> [Task brief] Reproduce the listing below in full and without alteration, apart from its pictures.

_ _ _ _ _

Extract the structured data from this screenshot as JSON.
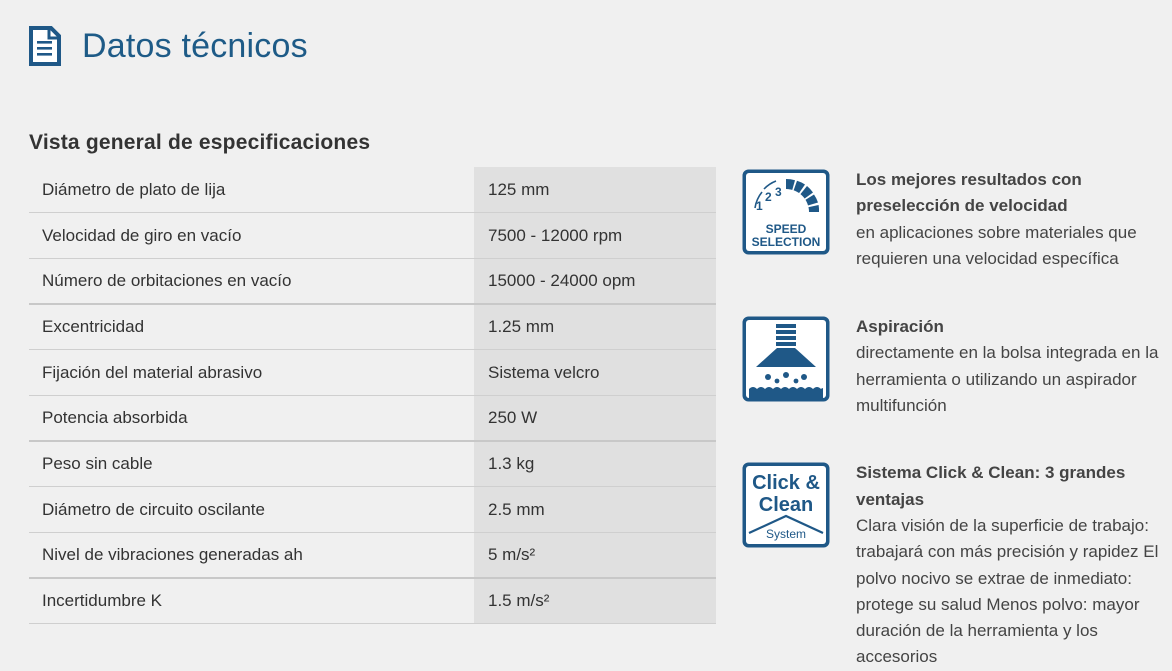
{
  "header": {
    "title": "Datos técnicos",
    "icon": "document-icon"
  },
  "specs": {
    "title": "Vista general de especificaciones",
    "rows": [
      {
        "label": "Diámetro de plato de lija",
        "value": "125 mm"
      },
      {
        "label": "Velocidad de giro en vacío",
        "value": "7500 - 12000 rpm"
      },
      {
        "label": "Número de orbitaciones en vacío",
        "value": "15000 - 24000 opm"
      },
      {
        "label": "Excentricidad",
        "value": "1.25 mm"
      },
      {
        "label": "Fijación del material abrasivo",
        "value": "Sistema velcro"
      },
      {
        "label": "Potencia absorbida",
        "value": "250 W"
      },
      {
        "label": "Peso sin cable",
        "value": "1.3 kg"
      },
      {
        "label": "Diámetro de circuito oscilante",
        "value": "2.5 mm"
      },
      {
        "label": "Nivel de vibraciones generadas ah",
        "value": "5 m/s²"
      },
      {
        "label": "Incertidumbre K",
        "value": "1.5 m/s²"
      }
    ]
  },
  "features": [
    {
      "icon": "speed-selection-icon",
      "icon_text": [
        "1",
        "2",
        "3",
        "SPEED",
        "SELECTION"
      ],
      "title": "Los mejores resultados con preselección de velocidad",
      "body": "en aplicaciones sobre materiales que requieren una velocidad específica"
    },
    {
      "icon": "dust-extraction-icon",
      "title": "Aspiración",
      "body": "directamente en la bolsa integrada en la herramienta o utilizando un aspirador multifunción"
    },
    {
      "icon": "click-clean-icon",
      "icon_text": [
        "Click &",
        "Clean",
        "System"
      ],
      "title": "Sistema Click & Clean: 3 grandes ventajas",
      "body": "Clara visión de la superficie de trabajo: trabajará con más precisión y rapidez El polvo nocivo se extrae de inmediato: protege su salud Menos polvo: mayor duración de la herramienta y los accesorios"
    }
  ],
  "colors": {
    "brand_blue": "#1e5b87",
    "icon_blue": "#1f5887"
  }
}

_ _ _ _ _

> [Exercise answer]
Extract the structured data from this screenshot as JSON.
{
  "header": {
    "title": "Datos técnicos",
    "icon": "document-icon"
  },
  "specs": {
    "title": "Vista general de especificaciones",
    "rows": [
      {
        "label": "Diámetro de plato de lija",
        "value": "125 mm"
      },
      {
        "label": "Velocidad de giro en vacío",
        "value": "7500 - 12000 rpm"
      },
      {
        "label": "Número de orbitaciones en vacío",
        "value": "15000 - 24000 opm"
      },
      {
        "label": "Excentricidad",
        "value": "1.25 mm"
      },
      {
        "label": "Fijación del material abrasivo",
        "value": "Sistema velcro"
      },
      {
        "label": "Potencia absorbida",
        "value": "250 W"
      },
      {
        "label": "Peso sin cable",
        "value": "1.3 kg"
      },
      {
        "label": "Diámetro de circuito oscilante",
        "value": "2.5 mm"
      },
      {
        "label": "Nivel de vibraciones generadas ah",
        "value": "5 m/s²"
      },
      {
        "label": "Incertidumbre K",
        "value": "1.5 m/s²"
      }
    ]
  },
  "features": [
    {
      "icon": "speed-selection-icon",
      "icon_text": [
        "1",
        "2",
        "3",
        "SPEED",
        "SELECTION"
      ],
      "title": "Los mejores resultados con preselección de velocidad",
      "body": "en aplicaciones sobre materiales que requieren una velocidad específica"
    },
    {
      "icon": "dust-extraction-icon",
      "title": "Aspiración",
      "body": "directamente en la bolsa integrada en la herramienta o utilizando un aspirador multifunción"
    },
    {
      "icon": "click-clean-icon",
      "icon_text": [
        "Click &",
        "Clean",
        "System"
      ],
      "title": "Sistema Click & Clean: 3 grandes ventajas",
      "body": "Clara visión de la superficie de trabajo: trabajará con más precisión y rapidez El polvo nocivo se extrae de inmediato: protege su salud Menos polvo: mayor duración de la herramienta y los accesorios"
    }
  ],
  "colors": {
    "brand_blue": "#1e5b87",
    "icon_blue": "#1f5887"
  }
}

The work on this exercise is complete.